Data to process -
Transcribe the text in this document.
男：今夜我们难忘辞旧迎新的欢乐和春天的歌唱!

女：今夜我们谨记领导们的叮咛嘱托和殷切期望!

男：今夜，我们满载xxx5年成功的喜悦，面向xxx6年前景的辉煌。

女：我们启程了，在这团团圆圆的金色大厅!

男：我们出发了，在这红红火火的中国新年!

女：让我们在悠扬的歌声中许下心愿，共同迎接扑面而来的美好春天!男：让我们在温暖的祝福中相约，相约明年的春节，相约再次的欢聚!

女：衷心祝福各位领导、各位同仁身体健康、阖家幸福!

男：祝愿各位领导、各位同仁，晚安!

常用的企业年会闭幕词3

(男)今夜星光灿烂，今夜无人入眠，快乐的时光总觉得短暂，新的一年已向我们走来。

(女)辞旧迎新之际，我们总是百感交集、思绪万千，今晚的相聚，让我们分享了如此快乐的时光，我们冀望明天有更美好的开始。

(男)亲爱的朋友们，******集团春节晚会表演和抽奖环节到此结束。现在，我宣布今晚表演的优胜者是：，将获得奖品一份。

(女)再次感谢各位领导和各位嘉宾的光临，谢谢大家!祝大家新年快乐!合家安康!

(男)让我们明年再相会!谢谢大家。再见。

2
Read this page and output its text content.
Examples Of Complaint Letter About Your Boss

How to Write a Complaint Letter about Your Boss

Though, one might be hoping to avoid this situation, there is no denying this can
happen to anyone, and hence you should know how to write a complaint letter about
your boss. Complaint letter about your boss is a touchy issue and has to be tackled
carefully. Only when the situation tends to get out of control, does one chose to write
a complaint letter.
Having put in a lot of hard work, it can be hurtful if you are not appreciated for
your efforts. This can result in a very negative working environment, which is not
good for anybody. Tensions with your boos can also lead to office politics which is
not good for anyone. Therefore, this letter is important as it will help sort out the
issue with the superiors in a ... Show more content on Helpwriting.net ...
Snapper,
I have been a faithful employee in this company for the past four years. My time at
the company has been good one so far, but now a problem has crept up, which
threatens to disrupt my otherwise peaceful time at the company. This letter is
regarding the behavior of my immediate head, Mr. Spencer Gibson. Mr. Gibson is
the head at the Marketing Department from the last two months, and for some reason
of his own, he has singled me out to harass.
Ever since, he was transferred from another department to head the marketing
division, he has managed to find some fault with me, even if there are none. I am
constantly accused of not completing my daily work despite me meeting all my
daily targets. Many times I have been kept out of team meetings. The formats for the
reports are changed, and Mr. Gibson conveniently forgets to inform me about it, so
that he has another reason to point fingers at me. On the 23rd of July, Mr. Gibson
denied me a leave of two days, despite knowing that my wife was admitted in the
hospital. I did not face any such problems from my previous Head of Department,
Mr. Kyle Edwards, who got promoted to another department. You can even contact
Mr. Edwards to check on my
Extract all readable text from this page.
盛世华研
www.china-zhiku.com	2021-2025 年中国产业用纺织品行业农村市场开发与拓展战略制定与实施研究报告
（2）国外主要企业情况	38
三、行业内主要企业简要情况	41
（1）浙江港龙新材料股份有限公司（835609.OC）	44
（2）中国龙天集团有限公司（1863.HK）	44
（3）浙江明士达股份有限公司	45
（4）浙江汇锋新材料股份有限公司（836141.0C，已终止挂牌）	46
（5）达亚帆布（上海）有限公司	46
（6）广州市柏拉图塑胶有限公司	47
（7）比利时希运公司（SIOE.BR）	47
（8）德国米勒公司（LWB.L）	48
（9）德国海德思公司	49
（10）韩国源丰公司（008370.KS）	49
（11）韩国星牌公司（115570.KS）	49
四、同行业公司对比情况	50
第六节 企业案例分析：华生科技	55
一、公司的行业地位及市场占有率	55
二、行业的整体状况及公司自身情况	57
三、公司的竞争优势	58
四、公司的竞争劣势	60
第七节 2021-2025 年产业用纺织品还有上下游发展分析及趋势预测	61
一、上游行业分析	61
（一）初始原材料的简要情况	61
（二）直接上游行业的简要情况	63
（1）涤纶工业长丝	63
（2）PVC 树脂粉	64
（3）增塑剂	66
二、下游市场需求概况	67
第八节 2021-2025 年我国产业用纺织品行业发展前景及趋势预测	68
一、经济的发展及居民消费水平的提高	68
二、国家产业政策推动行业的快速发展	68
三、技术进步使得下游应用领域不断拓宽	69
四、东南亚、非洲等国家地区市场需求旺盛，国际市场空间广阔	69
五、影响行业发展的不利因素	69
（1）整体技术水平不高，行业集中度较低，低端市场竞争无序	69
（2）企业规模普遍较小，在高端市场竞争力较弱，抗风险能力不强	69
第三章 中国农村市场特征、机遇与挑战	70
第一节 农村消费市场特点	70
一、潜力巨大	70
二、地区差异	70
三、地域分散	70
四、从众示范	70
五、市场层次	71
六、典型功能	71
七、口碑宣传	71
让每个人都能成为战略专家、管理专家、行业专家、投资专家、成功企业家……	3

Prompt -
Output all records verbatim.

Answer to this exercise -
Transcribe the text in this document.
男：今夜我们难忘辞旧迎新的欢乐和春天的歌唱!

女：今夜我们谨记领导们的叮咛嘱托和殷切期望!

男：今夜，我们满载xxx5年成功的喜悦，面向xxx6年前景的辉煌。

女：我们启程了，在这团团圆圆的金色大厅!

男：我们出发了，在这红红火火的中国新年!

女：让我们在悠扬的歌声中许下心愿，共同迎接扑面而来的美好春天!男：让我们在温暖的祝福中相约，相约明年的春节，相约再次的欢聚!

女：衷心祝福各位领导、各位同仁身体健康、阖家幸福!

男：祝愿各位领导、各位同仁，晚安!

常用的企业年会闭幕词3

(男)今夜星光灿烂，今夜无人入眠，快乐的时光总觉得短暂，新的一年已向我们走来。

(女)辞旧迎新之际，我们总是百感交集、思绪万千，今晚的相聚，让我们分享了如此快乐的时光，我们冀望明天有更美好的开始。

(男)亲爱的朋友们，******集团春节晚会表演和抽奖环节到此结束。现在，我宣布今晚表演的优胜者是：，将获得奖品一份。

(女)再次感谢各位领导和各位嘉宾的光临，谢谢大家!祝大家新年快乐!合家安康!

(男)让我们明年再相会!谢谢大家。再见。

2
Read this page and output its text content.
Examples Of Complaint Letter About Your Boss

How to Write a Complaint Letter about Your Boss

Though, one might be hoping to avoid this situation, there is no denying this can
happen to anyone, and hence you should know how to write a complaint letter about
your boss. Complaint letter about your boss is a touchy issue and has to be tackled
carefully. Only when the situation tends to get out of control, does one chose to write
a complaint letter.
Having put in a lot of hard work, it can be hurtful if you are not appreciated for
your efforts. This can result in a very negative working environment, which is not
good for anybody. Tensions with your boos can also lead to office politics which is
not good for anyone. Therefore, this letter is important as it will help sort out the
issue with the superiors in a ... Show more content on Helpwriting.net ...
Snapper,
I have been a faithful employee in this company for the past four years. My time at
the company has been good one so far, but now a problem has crept up, which
threatens to disrupt my otherwise peaceful time at the company. This letter is
regarding the behavior of my immediate head, Mr. Spencer Gibson. Mr. Gibson is
the head at the Marketing Department from the last two months, and for some reason
of his own, he has singled me out to harass.
Ever since, he was transferred from another department to head the marketing
division, he has managed to find some fault with me, even if there are none. I am
constantly accused of not completing my daily work despite me meeting all my
daily targets. Many times I have been kept out of team meetings. The formats for the
reports are changed, and Mr. Gibson conveniently forgets to inform me about it, so
that he has another reason to point fingers at me. On the 23rd of July, Mr. Gibson
denied me a leave of two days, despite knowing that my wife was admitted in the
hospital. I did not face any such problems from my previous Head of Department,
Mr. Kyle Edwards, who got promoted to another department. You can even contact
Mr. Edwards to check on my
Extract all readable text from this page.
盛世华研
www.china-zhiku.com	2021-2025 年中国产业用纺织品行业农村市场开发与拓展战略制定与实施研究报告
（2）国外主要企业情况	38
三、行业内主要企业简要情况	41
（1）浙江港龙新材料股份有限公司（835609.OC）	44
（2）中国龙天集团有限公司（1863.HK）	44
（3）浙江明士达股份有限公司	45
（4）浙江汇锋新材料股份有限公司（836141.0C，已终止挂牌）	46
（5）达亚帆布（上海）有限公司	46
（6）广州市柏拉图塑胶有限公司	47
（7）比利时希运公司（SIOE.BR）	47
（8）德国米勒公司（LWB.L）	48
（9）德国海德思公司	49
（10）韩国源丰公司（008370.KS）	49
（11）韩国星牌公司（115570.KS）	49
四、同行业公司对比情况	50
第六节 企业案例分析：华生科技	55
一、公司的行业地位及市场占有率	55
二、行业的整体状况及公司自身情况	57
三、公司的竞争优势	58
四、公司的竞争劣势	60
第七节 2021-2025 年产业用纺织品还有上下游发展分析及趋势预测	61
一、上游行业分析	61
（一）初始原材料的简要情况	61
（二）直接上游行业的简要情况	63
（1）涤纶工业长丝	63
（2）PVC 树脂粉	64
（3）增塑剂	66
二、下游市场需求概况	67
第八节 2021-2025 年我国产业用纺织品行业发展前景及趋势预测	68
一、经济的发展及居民消费水平的提高	68
二、国家产业政策推动行业的快速发展	68
三、技术进步使得下游应用领域不断拓宽	69
四、东南亚、非洲等国家地区市场需求旺盛，国际市场空间广阔	69
五、影响行业发展的不利因素	69
（1）整体技术水平不高，行业集中度较低，低端市场竞争无序	69
（2）企业规模普遍较小，在高端市场竞争力较弱，抗风险能力不强	69
第三章 中国农村市场特征、机遇与挑战	70
第一节 农村消费市场特点	70
一、潜力巨大	70
二、地区差异	70
三、地域分散	70
四、从众示范	70
五、市场层次	71
六、典型功能	71
七、口碑宣传	71
让每个人都能成为战略专家、管理专家、行业专家、投资专家、成功企业家……	3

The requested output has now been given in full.